* WHAT NEEDS TO BE DONE
Wherever the word "site" appears in the entries, copy the whole line.

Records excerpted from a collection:
[Begin]
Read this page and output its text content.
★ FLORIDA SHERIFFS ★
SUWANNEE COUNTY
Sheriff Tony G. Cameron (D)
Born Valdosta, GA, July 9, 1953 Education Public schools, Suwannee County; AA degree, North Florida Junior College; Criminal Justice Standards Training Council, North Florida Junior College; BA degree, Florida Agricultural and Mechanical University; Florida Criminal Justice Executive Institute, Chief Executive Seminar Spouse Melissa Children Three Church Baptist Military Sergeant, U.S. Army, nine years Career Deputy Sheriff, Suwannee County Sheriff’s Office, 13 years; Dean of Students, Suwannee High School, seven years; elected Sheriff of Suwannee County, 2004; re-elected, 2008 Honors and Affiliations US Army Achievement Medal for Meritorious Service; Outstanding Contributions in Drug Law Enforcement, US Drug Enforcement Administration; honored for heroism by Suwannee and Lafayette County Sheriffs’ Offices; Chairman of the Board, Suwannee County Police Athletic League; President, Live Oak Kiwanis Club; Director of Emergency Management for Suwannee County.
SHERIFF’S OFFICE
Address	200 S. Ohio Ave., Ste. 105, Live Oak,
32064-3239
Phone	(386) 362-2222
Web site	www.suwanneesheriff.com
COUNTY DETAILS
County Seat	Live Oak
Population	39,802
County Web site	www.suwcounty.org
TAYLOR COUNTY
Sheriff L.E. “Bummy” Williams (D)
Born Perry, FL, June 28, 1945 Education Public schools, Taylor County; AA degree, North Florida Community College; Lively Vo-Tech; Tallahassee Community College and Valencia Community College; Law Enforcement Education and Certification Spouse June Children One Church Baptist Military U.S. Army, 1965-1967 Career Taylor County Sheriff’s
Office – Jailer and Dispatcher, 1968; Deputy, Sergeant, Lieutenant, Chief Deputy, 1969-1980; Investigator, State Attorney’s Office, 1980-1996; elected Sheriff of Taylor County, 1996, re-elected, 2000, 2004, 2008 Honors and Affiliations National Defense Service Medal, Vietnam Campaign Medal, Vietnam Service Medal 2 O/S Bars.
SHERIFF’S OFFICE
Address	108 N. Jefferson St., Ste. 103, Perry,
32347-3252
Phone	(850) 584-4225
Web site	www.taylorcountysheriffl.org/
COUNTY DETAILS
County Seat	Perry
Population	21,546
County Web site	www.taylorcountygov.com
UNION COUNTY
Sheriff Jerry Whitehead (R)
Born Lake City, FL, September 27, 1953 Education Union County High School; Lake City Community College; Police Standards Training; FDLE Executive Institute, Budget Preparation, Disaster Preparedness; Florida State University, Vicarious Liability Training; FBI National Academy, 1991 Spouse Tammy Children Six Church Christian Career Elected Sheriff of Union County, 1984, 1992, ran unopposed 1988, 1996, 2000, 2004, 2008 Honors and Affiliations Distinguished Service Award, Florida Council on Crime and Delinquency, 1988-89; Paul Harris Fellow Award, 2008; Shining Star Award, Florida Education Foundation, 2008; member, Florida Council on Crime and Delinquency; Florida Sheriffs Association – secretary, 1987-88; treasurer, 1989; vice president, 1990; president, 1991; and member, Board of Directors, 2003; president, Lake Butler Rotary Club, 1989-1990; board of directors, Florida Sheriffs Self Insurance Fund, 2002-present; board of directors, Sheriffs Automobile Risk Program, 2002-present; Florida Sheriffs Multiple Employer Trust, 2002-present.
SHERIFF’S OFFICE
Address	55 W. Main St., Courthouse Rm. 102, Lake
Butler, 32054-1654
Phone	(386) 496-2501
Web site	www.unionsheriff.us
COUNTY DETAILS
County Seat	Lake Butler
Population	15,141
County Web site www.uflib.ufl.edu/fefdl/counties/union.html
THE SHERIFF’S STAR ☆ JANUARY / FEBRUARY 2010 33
[End]
* RESPONSE TO THIS EXERCISE
Web site	www.suwanneesheriff.com
County Web site	www.suwcounty.org
Web site	www.taylorcountysheriffl.org/
County Web site	www.taylorcountygov.com
Web site	www.unionsheriff.us
County Web site www.uflib.ufl.edu/fefdl/counties/union.html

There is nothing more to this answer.